2004-11-08 Thread David Evans
Thanks for the reply. So the next question of course is, what is a
better approach? I understand idea of using putting an object in the
ServletContext during application initialization, but that leads to
other problems. 

Well, to be specific, heres the problem i have with that in my
application:

i have static DAO classes, one per database table, that my application
uses to handle persistance of my applications business objects. So i
need the connection information for the database. i have other
application instance specific variables also, directory paths for
templates and upload. So originally i wrote a AppConfig class that had
properties for all these variables, and a factory class that read an xml
file, and created a instance of the AppConfig class and stuck it in the
ServletContext during initialization. But the DAO classes are static
classes, and should be usable by any java program, not just a Servlet.
They currently have a very clean API, for instance:

public static Book getBook(String bookId)
public static void updateBook(Book book)

So in order to preserve that cleanliness, the methods have to get the
connection path themselves, which was why i was so excited by the JNDI
lookup.

So any advice?

Source data ::

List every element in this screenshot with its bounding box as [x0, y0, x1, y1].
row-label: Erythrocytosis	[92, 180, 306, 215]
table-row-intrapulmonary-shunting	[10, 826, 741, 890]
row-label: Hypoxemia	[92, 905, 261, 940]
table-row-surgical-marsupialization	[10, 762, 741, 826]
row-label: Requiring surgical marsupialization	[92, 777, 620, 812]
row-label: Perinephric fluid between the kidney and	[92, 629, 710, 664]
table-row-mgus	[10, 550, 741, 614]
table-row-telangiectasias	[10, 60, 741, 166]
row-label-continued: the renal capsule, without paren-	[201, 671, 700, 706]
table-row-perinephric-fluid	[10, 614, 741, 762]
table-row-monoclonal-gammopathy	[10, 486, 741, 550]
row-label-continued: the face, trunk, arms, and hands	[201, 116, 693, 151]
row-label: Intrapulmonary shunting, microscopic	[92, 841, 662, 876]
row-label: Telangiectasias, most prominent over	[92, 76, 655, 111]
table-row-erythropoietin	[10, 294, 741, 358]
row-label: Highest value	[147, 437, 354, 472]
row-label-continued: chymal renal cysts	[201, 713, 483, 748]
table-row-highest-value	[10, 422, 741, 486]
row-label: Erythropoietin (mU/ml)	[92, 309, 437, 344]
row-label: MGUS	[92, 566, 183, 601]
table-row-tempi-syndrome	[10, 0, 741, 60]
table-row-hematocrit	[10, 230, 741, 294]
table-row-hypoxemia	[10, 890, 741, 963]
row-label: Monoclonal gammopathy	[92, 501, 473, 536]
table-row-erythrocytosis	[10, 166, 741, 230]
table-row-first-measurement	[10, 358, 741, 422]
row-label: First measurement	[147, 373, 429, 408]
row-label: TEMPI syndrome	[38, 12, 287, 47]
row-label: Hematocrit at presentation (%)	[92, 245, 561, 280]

Exercise instructions ::
1. Please revise the mailing-list post from "i have static" up to and including "Book getBook(String bookId)", replacing "AppConfig" with "ConfigSettings".
2. List each distinct Java class or interface name the mailing-list post writes in CamelCase.

Response list ::
1.
i have static DAO classes, one per database table, that my application
uses to handle persistance of my applications business objects. So i
need the connection information for the database. i have other
application instance specific variables also, directory paths for
templates and upload. So originally i wrote a ConfigSettings class that had
properties for all these variables, and a factory class that read an xml
file, and created a instance of the ConfigSettings class and stuck it in the
ServletContext during initialization. But the DAO classes are static
classes, and should be usable by any java program, not just a Servlet.
They currently have a very clean API, for instance:

public static Book getBook(String bookId)

2.
ServletContext
AppConfig
Servlet
Book
String